> _Goal_:
Filter the records below for the word "Hernández". Copy each line that holds it.

> _Data for processing_:
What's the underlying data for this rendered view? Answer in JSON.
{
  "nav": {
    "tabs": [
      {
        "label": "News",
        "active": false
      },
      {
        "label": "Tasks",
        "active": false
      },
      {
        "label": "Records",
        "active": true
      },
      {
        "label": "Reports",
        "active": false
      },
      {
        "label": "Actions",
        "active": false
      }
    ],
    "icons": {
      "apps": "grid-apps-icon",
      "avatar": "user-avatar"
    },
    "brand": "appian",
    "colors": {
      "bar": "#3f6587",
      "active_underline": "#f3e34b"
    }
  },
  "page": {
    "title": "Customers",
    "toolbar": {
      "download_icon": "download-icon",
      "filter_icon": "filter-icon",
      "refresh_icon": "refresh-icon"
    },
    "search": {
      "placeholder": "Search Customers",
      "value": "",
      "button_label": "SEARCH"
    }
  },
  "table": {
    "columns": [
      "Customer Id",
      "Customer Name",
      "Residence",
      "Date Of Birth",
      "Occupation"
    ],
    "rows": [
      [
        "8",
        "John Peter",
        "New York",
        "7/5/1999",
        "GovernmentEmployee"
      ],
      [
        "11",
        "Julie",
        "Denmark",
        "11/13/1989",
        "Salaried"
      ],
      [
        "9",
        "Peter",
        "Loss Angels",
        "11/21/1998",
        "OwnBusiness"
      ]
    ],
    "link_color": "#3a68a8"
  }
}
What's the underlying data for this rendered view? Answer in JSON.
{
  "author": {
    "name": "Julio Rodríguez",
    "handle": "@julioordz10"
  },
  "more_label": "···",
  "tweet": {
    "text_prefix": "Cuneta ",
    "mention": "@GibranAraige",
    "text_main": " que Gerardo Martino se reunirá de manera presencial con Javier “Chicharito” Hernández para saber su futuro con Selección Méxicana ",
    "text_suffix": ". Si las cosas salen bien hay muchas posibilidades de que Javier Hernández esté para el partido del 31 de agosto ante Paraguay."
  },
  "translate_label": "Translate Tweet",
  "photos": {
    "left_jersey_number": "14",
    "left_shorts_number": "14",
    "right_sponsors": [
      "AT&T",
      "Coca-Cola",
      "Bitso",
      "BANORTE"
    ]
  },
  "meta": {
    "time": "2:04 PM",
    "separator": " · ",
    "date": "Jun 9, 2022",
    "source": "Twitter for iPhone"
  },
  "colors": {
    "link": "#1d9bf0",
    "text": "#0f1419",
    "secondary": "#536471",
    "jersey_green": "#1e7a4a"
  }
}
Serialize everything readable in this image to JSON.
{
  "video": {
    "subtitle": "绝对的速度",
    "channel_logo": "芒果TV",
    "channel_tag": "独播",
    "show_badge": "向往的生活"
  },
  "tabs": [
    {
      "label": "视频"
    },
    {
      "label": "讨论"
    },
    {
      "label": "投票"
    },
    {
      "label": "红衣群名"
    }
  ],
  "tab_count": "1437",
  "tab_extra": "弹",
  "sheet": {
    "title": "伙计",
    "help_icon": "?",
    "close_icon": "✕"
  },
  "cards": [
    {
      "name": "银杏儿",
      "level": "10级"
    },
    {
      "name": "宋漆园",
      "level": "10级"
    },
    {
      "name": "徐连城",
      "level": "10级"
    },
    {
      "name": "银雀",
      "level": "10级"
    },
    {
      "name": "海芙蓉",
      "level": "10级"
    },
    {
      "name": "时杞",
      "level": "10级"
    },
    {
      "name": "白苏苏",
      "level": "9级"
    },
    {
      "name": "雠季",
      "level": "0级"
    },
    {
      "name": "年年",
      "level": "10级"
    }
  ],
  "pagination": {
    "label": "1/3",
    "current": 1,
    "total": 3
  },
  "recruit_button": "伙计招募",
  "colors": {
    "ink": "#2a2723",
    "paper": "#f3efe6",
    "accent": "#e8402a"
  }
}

> _Solution below_:
    "text_main": " que Gerardo Martino se reunirá de manera presencial con Javier “Chicharito” Hernández para saber su futuro con Selección Méxicana ",
    "text_suffix": ". Si las cosas salen bien hay muchas posibilidades de que Javier Hernández esté para el partido del 31 de agosto ante Paraguay."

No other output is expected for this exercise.